Dataset extract
=-=-=

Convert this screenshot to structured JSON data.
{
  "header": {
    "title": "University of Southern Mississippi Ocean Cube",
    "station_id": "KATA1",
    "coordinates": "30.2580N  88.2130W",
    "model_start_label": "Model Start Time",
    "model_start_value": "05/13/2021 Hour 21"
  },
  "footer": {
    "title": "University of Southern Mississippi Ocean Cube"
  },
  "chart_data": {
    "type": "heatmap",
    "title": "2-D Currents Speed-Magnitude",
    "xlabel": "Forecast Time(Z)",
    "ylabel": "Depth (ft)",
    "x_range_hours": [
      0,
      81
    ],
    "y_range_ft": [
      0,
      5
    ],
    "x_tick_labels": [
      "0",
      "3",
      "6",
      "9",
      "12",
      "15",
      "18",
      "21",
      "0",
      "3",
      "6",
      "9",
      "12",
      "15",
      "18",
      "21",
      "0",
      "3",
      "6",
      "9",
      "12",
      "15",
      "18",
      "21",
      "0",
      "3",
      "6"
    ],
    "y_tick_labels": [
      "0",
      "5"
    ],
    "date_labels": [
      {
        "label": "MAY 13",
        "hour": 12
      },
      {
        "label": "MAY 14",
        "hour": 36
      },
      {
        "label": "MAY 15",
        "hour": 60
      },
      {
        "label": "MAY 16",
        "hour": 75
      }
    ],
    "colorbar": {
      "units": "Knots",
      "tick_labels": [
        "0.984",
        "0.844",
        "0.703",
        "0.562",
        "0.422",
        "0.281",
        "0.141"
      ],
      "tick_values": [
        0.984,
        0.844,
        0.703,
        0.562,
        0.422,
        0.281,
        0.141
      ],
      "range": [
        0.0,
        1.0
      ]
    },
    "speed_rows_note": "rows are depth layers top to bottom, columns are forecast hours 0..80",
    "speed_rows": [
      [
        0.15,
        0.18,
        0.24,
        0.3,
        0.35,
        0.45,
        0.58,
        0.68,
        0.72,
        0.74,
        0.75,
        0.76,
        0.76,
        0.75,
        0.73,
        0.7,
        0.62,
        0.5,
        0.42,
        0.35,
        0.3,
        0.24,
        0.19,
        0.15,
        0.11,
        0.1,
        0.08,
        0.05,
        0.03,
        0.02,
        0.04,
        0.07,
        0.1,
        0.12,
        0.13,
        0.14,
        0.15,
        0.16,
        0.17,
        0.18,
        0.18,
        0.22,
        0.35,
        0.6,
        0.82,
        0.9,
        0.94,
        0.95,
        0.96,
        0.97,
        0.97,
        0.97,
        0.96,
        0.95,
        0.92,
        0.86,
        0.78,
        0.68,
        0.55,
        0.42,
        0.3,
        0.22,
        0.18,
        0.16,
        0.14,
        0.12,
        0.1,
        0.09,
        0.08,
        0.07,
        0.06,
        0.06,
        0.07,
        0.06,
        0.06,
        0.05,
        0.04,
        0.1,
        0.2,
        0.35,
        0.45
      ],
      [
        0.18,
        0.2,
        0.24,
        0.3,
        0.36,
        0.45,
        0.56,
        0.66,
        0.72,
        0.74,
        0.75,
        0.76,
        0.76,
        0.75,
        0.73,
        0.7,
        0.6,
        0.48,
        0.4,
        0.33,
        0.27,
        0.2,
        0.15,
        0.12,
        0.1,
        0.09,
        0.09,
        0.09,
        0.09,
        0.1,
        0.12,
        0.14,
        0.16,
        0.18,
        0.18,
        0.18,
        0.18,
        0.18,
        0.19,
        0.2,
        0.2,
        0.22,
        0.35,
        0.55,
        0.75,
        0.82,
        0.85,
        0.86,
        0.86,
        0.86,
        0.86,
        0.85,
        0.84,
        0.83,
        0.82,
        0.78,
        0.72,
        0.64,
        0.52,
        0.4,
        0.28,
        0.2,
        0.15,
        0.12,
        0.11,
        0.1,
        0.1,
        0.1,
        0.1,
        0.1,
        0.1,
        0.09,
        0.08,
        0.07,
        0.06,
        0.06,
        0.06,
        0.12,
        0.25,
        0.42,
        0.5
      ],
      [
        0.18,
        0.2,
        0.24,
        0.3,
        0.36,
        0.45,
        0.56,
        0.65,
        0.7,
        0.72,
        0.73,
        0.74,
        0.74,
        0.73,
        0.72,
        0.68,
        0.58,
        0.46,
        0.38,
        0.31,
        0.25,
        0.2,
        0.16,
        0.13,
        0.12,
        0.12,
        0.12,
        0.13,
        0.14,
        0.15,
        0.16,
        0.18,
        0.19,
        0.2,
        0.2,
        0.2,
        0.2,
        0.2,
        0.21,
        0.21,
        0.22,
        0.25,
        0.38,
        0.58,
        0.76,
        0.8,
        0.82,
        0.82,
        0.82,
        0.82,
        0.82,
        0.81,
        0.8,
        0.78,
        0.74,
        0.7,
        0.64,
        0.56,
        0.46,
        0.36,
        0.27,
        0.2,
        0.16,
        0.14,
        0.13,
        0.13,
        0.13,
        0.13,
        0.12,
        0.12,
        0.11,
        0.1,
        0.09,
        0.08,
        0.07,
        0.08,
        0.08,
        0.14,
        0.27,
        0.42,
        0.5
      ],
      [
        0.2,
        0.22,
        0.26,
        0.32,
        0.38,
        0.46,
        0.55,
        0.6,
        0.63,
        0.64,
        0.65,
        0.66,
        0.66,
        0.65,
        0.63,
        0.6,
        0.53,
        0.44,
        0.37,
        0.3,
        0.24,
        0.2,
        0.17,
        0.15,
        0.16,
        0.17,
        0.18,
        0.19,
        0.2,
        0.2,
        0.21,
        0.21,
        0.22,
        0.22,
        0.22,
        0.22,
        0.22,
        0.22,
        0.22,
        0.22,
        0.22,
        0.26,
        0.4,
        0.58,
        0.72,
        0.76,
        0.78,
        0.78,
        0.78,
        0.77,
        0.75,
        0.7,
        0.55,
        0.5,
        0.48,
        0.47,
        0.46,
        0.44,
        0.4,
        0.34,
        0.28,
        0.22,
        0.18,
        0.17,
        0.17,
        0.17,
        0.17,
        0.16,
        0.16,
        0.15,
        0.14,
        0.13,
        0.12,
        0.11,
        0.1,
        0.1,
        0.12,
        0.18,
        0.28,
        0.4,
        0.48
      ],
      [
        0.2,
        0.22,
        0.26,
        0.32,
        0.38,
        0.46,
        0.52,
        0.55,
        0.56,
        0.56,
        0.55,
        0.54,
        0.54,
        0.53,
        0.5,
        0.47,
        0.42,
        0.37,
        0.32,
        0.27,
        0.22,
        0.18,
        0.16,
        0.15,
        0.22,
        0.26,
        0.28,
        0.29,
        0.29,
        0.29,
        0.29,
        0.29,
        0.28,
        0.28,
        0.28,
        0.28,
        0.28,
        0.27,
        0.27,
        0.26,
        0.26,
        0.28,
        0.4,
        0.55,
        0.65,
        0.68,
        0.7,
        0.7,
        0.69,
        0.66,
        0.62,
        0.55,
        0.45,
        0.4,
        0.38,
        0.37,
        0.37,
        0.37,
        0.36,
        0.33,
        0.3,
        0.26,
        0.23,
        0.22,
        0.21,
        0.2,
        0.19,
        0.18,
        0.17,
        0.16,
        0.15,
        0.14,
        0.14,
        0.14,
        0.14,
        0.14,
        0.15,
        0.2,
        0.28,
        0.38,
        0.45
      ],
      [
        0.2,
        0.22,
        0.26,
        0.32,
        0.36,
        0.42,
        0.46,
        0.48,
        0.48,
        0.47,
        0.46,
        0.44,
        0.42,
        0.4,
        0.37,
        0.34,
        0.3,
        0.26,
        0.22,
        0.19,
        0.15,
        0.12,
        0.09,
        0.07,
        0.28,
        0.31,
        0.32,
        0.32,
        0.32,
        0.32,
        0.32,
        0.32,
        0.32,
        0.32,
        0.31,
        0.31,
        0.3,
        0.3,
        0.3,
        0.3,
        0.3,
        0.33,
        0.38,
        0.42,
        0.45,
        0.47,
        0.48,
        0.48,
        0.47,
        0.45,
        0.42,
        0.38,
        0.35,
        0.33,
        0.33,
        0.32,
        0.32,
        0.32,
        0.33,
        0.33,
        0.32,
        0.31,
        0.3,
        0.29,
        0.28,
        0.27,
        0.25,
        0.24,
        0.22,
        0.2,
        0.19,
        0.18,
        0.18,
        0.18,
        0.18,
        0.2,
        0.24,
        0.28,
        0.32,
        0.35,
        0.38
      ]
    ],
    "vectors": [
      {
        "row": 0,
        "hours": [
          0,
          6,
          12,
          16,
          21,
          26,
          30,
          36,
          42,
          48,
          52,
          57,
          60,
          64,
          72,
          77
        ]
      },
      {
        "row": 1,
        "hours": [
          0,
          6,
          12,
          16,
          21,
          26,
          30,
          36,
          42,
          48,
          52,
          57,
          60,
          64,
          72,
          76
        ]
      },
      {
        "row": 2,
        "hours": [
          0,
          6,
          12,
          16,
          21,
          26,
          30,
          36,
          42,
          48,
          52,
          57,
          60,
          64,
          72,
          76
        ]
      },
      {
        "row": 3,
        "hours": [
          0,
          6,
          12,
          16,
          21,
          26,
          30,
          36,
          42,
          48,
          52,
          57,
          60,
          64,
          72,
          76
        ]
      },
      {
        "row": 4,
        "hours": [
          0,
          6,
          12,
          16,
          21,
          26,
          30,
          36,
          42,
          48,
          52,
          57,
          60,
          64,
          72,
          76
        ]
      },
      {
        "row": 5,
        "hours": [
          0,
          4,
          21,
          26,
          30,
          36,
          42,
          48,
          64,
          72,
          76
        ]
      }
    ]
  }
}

=-=-=

Stated exercise
Filter the listing above by the word "Mississippi"; copy each line that passes.

Exercise solution
    "title": "University of Southern Mississippi Ocean Cube",
    "title": "University of Southern Mississippi Ocean Cube"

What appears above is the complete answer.